++++ Text

Torque Trading exit-scam relies on inaction by Singapore police
A Singapore Police Force report is doing the rounds, suggesting Torque Trading is preemptively hoping to undermine victim complaints.
The Police Report is designated NP299, which as I understand is a general report.
The report number is A/20210214/7007, filed at Central Division HQ, Cantonment Complex, Singapore.
The filer is Bernard Ong Hock Fong, CEO of Torque Trading and Director of Snap Innovations.
The date the report was filed is February 14th. Ong’s personal details and the “location of incident” have been redacted.
As alleged in the report, Ong has reported
unauthorised crypto-trading activites and dishonest conduct by the former Chief Technology Officer of Torque Group (offences committed in Vietnam against BVI and Vietnamese operating entites and their international customer base by a Singaporean citizen).
The statement provided by Ong reveals the true intent of the filing (which I’ll address later).
We are filing this report on behalf of Torque Group Holdings Ltd. (British Virgin Island Company No. 2024611).

++++++++
++++ Information provided

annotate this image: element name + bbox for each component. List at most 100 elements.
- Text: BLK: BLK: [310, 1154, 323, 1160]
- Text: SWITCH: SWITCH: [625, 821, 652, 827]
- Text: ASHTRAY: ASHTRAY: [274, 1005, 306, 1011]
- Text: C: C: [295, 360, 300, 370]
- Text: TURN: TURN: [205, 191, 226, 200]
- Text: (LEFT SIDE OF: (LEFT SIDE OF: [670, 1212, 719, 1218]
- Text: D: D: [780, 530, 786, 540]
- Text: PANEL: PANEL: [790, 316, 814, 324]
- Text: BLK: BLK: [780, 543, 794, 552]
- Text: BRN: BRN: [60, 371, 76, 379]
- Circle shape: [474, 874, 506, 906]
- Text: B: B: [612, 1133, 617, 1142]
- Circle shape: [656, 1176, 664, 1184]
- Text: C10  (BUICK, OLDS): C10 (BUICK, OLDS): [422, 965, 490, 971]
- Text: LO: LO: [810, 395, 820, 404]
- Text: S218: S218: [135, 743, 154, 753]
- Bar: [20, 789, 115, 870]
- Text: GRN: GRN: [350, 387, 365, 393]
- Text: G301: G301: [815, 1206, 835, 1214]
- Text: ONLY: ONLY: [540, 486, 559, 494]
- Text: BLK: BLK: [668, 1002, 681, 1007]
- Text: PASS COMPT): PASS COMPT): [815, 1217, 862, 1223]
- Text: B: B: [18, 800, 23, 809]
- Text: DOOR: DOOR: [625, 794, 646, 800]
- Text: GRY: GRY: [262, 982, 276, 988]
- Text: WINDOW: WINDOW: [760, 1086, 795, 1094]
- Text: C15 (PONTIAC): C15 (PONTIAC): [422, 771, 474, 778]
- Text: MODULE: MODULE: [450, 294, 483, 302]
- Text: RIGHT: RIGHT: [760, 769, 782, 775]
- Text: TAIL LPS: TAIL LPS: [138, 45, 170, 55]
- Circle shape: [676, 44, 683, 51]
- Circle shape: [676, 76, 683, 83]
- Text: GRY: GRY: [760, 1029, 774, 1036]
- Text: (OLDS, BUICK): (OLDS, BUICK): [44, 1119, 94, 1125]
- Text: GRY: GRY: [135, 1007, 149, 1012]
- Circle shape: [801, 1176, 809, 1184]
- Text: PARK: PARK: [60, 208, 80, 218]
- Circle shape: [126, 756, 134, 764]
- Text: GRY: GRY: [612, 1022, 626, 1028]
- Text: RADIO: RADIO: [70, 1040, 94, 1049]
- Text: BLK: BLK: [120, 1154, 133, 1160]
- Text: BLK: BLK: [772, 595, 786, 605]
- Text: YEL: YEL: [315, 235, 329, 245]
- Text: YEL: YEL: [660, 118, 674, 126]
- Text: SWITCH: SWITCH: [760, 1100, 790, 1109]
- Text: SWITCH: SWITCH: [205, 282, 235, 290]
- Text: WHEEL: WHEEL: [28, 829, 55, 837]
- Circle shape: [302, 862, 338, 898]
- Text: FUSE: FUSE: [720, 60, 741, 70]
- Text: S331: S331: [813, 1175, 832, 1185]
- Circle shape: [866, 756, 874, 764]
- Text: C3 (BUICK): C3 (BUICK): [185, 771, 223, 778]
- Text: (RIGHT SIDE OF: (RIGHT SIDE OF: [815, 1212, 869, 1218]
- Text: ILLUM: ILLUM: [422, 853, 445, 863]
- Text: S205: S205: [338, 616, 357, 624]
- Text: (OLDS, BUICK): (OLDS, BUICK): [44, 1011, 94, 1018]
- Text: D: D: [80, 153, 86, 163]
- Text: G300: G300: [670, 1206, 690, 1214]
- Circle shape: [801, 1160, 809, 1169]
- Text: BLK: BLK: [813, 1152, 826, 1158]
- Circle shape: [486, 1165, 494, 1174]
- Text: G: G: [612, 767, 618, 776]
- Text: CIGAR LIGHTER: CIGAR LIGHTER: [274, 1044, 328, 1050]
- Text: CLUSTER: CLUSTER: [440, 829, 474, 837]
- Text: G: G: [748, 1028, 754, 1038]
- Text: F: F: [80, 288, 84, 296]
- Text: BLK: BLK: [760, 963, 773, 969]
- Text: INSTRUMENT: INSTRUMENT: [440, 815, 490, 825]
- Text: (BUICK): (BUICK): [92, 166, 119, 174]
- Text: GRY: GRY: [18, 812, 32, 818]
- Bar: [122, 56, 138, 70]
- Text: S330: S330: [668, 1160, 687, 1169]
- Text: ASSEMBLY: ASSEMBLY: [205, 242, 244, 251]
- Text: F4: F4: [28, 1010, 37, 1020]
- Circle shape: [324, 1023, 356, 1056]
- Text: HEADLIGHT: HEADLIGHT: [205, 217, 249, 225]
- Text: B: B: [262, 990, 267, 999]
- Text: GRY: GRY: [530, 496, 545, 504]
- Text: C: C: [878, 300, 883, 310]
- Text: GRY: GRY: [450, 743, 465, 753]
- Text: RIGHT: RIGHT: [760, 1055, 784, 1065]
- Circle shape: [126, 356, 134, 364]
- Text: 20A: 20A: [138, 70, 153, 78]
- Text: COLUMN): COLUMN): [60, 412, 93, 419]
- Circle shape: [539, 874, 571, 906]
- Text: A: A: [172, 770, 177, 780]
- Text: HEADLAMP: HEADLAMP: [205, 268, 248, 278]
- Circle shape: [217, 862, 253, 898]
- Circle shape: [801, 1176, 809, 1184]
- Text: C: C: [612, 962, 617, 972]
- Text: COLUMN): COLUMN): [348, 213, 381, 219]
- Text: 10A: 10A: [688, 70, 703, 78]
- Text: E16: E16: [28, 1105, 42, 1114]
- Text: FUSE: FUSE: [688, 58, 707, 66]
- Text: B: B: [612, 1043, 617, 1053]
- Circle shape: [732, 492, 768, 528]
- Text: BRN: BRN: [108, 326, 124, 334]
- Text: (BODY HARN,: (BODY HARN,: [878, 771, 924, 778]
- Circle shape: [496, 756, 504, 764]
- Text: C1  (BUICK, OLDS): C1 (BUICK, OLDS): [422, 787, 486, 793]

++++++++

→ Given request 1: According to the Torque Trading article, at which police division headquarters was the report filed?
→ Given request 2: Pick up the Torque Trading article after its last sentence and continue writing it.
The rows come from a separate source unrelated to the Torque Trading article.

→ Written response 1: Central Division HQ, Cantonment Complex, Singapore.

→ Written response 2:
Torque Group has engaged the services of Torque Technologies Co. Ltd (Vietnam Company Registration No. 0316214218) to develop IT services for Torque Group.
Neither company is domiciled, registered or present in Singapore. Neither company has business operations in Singapore.
This is of course bullshit, seeing as Ong and friends literally ran Torque Trading from within Singapore itself.
The offences against these companies (and by implication, against funds belonging to international customers of these companies) did not occur in Singapore, but rather in Vietnam.
However, the suspected individual is a Singapore citizen ordinarily resident [sic] in Vietnam.
The suspected individual is the former CTO of Torque Technologies, a Mr. Wu Zhongyi (alias Zee Wu).
Wu’s Singapore National Registration identity number and passport number are redacted.
We are filing this police report with the Singapore Police Force as the suspected individual has gone missing and might surface in this country of citizenship or might travel on a passport issued by his country of citizenship.
The report goes onto detail previously allegations made in Torque Trading’s “bad trades” exit-scam.
Authorities in south-east Asia are notorious for not doing anything if MLM related crime leads offshore.
Here we have Torque Trading setting up Singapore Police with breadcrumbs that lead to the BVI and Vietnam.
They know Singapore Police are unlikely to follow either thread, largely owing to jurisdictional issues.
So why bother a filing a police report then?
The idea is that any victim complaints will lead back to this complaint, Singapore Police will see Vietnam and BVI, shrug and file the complaint into the “too hard” basket.
Days will drag into weeks, weeks into months… and that’ll be that.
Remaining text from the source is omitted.